**GOAL**
Give the count of lines in the data that include "this", with no other words.

**A run of records**
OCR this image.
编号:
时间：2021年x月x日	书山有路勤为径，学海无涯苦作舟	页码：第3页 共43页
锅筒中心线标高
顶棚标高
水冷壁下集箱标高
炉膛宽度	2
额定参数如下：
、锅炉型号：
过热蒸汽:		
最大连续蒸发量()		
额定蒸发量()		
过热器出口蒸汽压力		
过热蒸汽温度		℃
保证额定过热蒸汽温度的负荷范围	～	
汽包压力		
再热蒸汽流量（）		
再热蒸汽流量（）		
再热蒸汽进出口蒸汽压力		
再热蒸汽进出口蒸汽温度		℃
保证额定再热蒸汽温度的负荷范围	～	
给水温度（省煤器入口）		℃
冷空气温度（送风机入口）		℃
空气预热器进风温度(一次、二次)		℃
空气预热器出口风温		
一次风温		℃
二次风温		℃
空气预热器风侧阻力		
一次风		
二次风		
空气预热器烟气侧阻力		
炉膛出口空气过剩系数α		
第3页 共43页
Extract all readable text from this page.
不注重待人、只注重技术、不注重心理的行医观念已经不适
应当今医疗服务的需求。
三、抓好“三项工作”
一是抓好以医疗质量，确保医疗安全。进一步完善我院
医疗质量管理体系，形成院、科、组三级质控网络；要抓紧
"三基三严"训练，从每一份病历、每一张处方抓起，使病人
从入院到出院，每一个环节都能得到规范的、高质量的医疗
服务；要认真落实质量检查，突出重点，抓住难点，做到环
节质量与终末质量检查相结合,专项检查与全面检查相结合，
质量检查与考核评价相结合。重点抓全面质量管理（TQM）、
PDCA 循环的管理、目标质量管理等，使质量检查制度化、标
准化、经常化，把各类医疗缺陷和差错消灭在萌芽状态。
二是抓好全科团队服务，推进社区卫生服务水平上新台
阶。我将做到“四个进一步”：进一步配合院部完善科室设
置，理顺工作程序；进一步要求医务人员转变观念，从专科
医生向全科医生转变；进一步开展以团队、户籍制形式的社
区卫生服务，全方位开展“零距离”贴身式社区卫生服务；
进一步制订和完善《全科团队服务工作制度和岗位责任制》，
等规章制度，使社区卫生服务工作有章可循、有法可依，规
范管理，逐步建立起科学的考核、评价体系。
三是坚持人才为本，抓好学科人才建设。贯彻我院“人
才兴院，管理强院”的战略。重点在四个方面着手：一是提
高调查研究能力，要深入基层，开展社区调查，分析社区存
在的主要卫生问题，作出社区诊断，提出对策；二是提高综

**THE OUTPUT**
2